_WRITTEN INSTRUCTION_. Copy out all of the material exactly as presented.
--------
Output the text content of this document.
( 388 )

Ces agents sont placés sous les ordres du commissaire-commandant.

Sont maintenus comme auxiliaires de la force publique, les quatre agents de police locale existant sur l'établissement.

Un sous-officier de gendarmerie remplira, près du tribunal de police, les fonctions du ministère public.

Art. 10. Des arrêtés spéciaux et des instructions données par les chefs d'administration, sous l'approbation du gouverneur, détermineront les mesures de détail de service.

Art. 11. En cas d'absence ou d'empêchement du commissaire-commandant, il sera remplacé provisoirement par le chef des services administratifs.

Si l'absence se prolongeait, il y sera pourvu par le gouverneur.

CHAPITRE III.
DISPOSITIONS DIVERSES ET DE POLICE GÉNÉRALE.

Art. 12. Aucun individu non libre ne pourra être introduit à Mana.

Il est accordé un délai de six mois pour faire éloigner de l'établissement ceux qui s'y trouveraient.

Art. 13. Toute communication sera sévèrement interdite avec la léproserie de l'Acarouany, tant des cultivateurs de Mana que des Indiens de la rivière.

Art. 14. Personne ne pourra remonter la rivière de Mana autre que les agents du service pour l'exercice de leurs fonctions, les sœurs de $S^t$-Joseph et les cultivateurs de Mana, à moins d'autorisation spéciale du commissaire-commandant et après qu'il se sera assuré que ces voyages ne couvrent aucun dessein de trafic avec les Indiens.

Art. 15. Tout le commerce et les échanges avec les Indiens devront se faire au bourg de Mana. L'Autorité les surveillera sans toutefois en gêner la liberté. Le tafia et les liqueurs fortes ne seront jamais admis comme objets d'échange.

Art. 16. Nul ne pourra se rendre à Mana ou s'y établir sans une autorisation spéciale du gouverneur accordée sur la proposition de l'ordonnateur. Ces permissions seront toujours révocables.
--------
_WORKED SOLUTION_.
Output the text content of this document.
( 388 )

Ces agents sont placés sous les ordres du commissaire-commandant.

Sont maintenus comme auxiliaires de la force publique, les quatre agents de police locale existant sur l'établissement.

Un sous-officier de gendarmerie remplira, près du tribunal de police, les fonctions du ministère public.

Art. 10. Des arrêtés spéciaux et des instructions données par les chefs d'administration, sous l'approbation du gouverneur, détermineront les mesures de détail de service.

Art. 11. En cas d'absence ou d'empêchement du commissaire-commandant, il sera remplacé provisoirement par le chef des services administratifs.

Si l'absence se prolongeait, il y sera pourvu par le gouverneur.

CHAPITRE III.
DISPOSITIONS DIVERSES ET DE POLICE GÉNÉRALE.

Art. 12. Aucun individu non libre ne pourra être introduit à Mana.

Il est accordé un délai de six mois pour faire éloigner de l'établissement ceux qui s'y trouveraient.

Art. 13. Toute communication sera sévèrement interdite avec la léproserie de l'Acarouany, tant des cultivateurs de Mana que des Indiens de la rivière.

Art. 14. Personne ne pourra remonter la rivière de Mana autre que les agents du service pour l'exercice de leurs fonctions, les sœurs de $S^t$-Joseph et les cultivateurs de Mana, à moins d'autorisation spéciale du commissaire-commandant et après qu'il se sera assuré que ces voyages ne couvrent aucun dessein de trafic avec les Indiens.

Art. 15. Tout le commerce et les échanges avec les Indiens devront se faire au bourg de Mana. L'Autorité les surveillera sans toutefois en gêner la liberté. Le tafia et les liqueurs fortes ne seront jamais admis comme objets d'échange.

Art. 16. Nul ne pourra se rendre à Mana ou s'y établir sans une autorisation spéciale du gouverneur accordée sur la proposition de l'ordonnateur. Ces permissions seront toujours révocables.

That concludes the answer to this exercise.